* **SET PROBLEM**: Check each line for the string "title" and give only the count of lines that have it.

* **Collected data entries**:
******

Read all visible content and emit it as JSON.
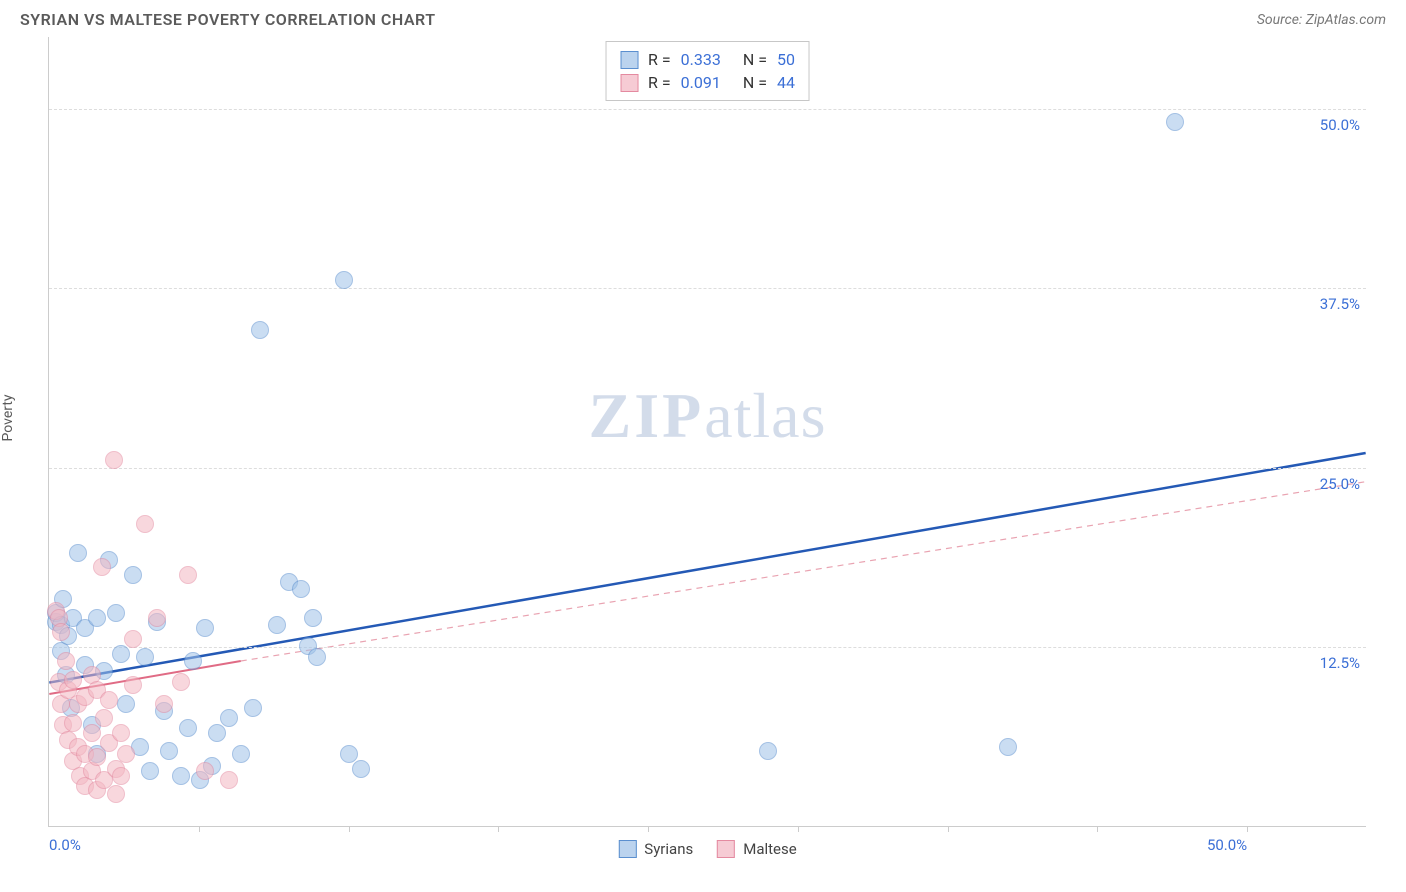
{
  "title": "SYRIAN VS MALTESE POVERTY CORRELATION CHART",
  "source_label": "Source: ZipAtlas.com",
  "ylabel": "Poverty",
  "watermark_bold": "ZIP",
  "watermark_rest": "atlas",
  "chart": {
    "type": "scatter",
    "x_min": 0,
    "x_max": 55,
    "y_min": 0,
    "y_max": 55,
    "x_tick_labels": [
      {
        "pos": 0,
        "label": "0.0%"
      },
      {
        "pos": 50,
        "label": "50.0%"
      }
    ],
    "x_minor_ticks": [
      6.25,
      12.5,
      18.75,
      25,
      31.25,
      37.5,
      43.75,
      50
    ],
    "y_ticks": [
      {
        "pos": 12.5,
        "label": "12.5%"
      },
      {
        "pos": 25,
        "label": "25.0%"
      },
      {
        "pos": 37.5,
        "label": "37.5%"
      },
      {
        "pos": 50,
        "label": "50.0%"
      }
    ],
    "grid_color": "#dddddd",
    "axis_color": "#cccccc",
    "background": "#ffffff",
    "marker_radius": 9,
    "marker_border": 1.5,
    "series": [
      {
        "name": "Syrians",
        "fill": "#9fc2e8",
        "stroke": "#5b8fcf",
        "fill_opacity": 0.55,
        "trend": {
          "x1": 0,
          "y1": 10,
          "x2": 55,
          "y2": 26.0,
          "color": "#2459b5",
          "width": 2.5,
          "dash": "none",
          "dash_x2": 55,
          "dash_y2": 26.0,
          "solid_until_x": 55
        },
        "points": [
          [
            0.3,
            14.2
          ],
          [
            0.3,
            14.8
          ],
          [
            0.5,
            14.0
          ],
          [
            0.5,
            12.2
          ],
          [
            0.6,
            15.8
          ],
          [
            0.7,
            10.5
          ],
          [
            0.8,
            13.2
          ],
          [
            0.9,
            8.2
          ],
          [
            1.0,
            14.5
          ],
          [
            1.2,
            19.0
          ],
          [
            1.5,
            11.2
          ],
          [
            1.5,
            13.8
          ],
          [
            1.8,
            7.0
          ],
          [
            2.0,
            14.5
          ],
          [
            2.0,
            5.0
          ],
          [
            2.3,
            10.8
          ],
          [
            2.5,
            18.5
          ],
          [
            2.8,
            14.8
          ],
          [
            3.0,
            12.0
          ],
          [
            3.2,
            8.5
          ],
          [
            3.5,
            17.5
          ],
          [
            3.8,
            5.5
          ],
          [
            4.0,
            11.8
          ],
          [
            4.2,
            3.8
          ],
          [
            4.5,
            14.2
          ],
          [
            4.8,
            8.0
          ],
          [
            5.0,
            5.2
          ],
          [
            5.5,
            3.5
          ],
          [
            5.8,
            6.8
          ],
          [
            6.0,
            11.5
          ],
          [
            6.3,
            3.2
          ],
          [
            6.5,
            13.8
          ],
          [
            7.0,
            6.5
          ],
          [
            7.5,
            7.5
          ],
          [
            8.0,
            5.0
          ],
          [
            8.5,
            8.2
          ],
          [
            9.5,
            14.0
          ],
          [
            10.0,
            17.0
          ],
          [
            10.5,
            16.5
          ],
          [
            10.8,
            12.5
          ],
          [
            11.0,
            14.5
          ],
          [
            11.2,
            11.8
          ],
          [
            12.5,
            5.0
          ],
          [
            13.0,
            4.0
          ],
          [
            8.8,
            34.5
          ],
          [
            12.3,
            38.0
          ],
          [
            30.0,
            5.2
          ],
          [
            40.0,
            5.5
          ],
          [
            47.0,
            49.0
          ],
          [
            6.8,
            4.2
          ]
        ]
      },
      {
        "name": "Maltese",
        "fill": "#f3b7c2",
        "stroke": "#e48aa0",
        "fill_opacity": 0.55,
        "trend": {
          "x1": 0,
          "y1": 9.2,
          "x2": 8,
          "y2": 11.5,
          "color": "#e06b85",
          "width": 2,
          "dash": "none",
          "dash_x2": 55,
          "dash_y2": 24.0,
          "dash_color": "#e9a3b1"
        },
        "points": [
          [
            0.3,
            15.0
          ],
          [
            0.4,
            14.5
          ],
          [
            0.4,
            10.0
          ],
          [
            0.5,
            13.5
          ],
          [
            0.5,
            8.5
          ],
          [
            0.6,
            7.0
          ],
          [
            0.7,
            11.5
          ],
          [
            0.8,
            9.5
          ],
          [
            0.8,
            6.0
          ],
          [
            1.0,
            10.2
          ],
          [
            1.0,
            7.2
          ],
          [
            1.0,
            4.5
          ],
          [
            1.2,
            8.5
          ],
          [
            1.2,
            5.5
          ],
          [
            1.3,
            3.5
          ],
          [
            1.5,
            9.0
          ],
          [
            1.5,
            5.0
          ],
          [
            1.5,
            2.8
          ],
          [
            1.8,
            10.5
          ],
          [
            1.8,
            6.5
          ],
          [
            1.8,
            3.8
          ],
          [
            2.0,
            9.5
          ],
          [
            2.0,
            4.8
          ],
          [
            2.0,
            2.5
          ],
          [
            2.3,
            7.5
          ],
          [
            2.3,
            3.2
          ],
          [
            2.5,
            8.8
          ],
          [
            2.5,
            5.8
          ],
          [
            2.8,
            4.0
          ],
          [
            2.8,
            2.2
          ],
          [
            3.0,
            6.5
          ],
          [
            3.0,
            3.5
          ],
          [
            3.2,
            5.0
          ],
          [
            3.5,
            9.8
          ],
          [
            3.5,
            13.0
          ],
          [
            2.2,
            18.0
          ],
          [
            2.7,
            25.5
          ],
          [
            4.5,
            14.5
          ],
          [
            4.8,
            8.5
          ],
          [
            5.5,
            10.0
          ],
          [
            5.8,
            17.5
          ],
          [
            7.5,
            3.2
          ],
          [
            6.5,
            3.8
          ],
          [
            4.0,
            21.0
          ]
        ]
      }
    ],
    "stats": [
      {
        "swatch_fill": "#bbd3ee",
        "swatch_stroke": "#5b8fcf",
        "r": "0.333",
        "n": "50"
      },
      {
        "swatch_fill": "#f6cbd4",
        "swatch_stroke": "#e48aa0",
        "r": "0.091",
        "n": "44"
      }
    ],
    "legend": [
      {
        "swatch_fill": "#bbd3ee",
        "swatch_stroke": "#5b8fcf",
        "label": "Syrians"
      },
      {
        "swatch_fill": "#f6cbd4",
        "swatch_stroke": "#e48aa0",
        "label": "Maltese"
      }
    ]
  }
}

******

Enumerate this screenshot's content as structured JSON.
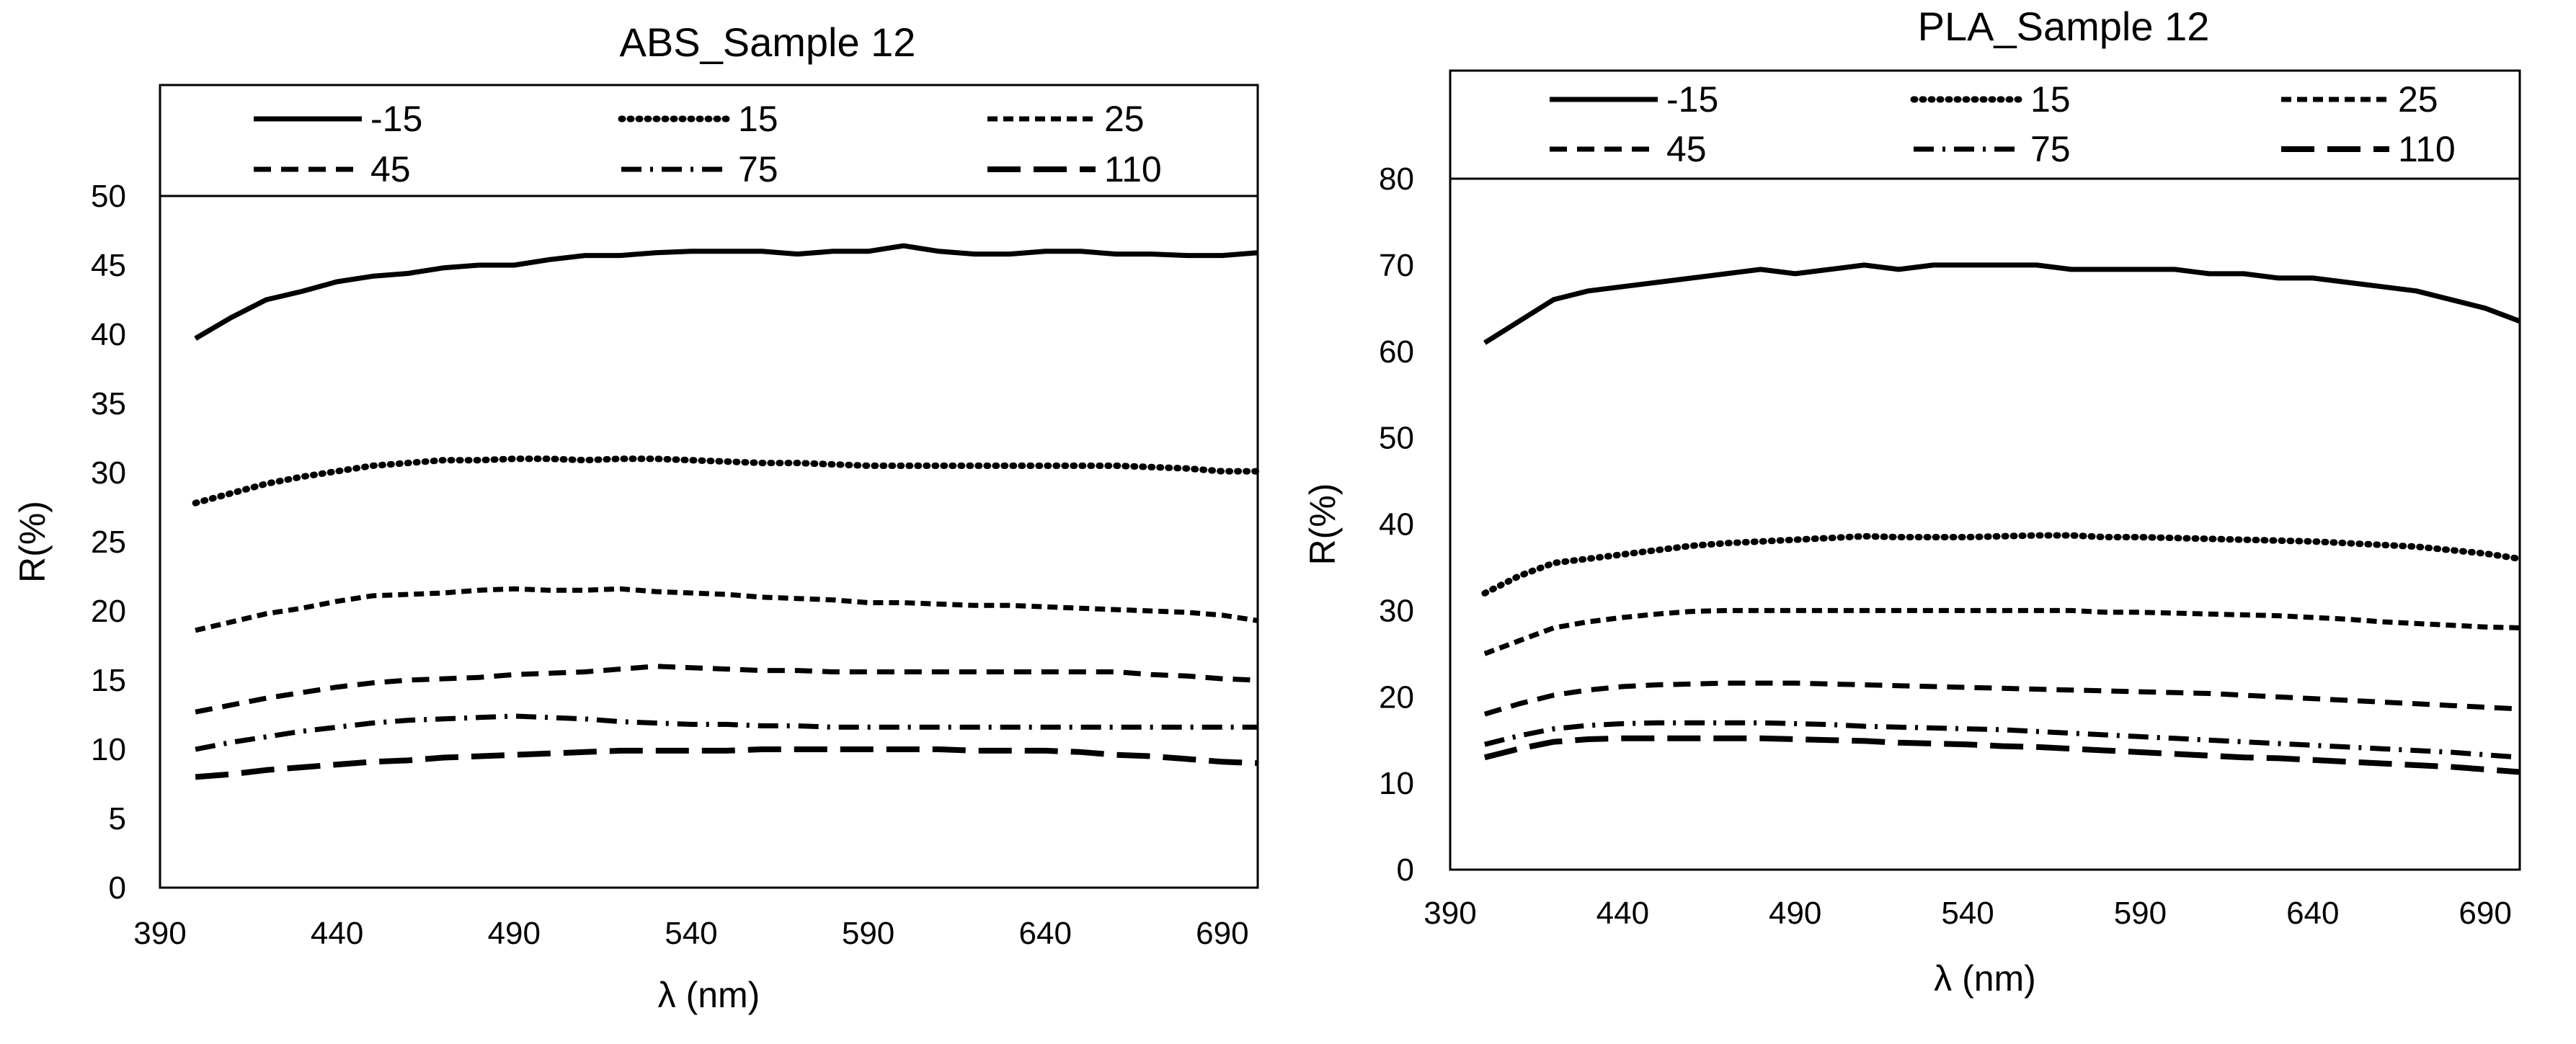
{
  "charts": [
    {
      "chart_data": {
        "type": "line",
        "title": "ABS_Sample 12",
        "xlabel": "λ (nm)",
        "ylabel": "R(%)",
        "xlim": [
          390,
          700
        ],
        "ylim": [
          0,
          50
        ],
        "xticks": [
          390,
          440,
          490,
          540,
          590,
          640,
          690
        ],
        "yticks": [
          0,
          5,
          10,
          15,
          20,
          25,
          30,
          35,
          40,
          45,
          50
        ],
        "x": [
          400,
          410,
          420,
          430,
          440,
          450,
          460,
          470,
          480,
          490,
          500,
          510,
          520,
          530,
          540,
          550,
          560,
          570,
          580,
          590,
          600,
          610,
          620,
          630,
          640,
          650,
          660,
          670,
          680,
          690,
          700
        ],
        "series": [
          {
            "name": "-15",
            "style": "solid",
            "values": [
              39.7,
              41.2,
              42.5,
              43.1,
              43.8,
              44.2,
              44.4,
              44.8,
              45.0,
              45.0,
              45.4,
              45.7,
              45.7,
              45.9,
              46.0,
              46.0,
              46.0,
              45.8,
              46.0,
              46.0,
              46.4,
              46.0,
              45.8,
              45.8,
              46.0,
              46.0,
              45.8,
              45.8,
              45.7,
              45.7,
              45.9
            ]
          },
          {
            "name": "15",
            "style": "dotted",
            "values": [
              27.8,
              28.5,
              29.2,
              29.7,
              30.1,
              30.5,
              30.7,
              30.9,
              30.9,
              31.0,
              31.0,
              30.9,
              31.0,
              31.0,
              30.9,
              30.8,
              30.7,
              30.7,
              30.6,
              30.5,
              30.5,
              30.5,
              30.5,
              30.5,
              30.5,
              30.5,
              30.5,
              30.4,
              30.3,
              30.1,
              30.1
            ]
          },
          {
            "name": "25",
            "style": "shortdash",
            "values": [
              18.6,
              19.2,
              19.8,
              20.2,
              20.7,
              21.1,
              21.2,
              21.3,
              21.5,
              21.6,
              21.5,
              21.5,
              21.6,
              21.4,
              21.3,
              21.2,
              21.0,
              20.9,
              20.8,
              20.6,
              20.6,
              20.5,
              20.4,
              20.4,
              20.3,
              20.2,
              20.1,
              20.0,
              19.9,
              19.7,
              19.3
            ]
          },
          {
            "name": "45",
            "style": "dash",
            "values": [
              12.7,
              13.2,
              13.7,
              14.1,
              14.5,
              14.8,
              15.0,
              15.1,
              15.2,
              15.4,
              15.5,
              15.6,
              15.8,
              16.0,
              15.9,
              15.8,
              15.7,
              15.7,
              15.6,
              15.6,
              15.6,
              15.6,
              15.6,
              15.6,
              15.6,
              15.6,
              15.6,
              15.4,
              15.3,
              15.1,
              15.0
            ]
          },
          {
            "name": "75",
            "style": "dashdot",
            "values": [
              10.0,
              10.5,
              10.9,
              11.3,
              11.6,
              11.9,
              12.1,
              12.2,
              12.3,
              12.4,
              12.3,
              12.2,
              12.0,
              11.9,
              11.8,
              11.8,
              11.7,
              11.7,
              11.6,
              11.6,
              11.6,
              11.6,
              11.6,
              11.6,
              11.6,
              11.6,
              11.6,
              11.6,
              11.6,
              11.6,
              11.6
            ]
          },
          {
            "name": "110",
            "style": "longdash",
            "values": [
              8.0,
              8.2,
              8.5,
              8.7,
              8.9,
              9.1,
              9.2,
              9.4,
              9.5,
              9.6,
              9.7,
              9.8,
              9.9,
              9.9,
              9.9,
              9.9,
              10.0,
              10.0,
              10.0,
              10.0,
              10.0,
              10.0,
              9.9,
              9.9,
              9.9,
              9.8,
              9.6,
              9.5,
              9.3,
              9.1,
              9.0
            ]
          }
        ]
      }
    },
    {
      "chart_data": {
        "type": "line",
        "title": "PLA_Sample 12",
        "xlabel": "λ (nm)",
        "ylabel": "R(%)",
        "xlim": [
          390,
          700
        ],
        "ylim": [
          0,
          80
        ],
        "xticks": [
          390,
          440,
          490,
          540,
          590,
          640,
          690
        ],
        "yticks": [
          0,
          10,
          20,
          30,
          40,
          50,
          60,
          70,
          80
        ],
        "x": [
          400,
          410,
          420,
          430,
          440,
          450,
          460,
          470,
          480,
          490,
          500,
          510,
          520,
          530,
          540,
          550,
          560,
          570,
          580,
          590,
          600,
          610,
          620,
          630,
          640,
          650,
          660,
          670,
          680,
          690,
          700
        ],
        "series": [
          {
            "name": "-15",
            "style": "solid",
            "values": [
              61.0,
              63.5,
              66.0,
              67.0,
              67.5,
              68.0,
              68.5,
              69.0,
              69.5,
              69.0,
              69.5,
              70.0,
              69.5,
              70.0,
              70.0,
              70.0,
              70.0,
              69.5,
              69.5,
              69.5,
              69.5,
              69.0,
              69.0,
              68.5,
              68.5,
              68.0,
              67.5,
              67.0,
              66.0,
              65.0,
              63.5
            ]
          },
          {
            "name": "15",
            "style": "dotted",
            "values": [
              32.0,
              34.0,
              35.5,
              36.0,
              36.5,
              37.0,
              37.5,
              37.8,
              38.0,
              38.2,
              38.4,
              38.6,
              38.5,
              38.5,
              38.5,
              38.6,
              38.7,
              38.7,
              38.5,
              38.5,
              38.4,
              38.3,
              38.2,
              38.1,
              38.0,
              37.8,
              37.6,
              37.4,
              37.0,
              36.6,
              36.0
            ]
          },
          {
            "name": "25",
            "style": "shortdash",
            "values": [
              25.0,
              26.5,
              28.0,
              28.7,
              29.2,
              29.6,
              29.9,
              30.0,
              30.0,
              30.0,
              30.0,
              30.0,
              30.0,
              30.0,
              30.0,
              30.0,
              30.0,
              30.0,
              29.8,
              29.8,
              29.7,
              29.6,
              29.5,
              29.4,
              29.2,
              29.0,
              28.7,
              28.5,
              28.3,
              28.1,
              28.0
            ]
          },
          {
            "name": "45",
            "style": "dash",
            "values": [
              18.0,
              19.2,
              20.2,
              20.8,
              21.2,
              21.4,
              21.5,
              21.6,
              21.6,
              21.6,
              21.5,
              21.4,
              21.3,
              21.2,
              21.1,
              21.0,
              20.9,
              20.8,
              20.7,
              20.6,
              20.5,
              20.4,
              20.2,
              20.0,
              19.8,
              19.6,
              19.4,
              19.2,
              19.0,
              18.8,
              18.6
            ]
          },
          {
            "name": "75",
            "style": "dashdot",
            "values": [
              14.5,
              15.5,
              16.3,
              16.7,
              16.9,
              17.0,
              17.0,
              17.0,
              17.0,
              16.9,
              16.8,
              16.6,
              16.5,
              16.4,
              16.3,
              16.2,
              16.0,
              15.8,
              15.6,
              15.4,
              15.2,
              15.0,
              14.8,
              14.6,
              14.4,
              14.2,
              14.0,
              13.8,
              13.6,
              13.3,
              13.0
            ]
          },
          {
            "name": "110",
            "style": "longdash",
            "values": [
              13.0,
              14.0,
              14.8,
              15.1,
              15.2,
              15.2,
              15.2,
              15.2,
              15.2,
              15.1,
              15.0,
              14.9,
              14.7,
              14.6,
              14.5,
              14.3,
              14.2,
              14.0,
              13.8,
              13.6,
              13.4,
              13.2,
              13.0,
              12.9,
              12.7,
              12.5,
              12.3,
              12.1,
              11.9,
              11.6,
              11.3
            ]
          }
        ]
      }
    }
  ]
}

******

* **THE SOLUTION**: 3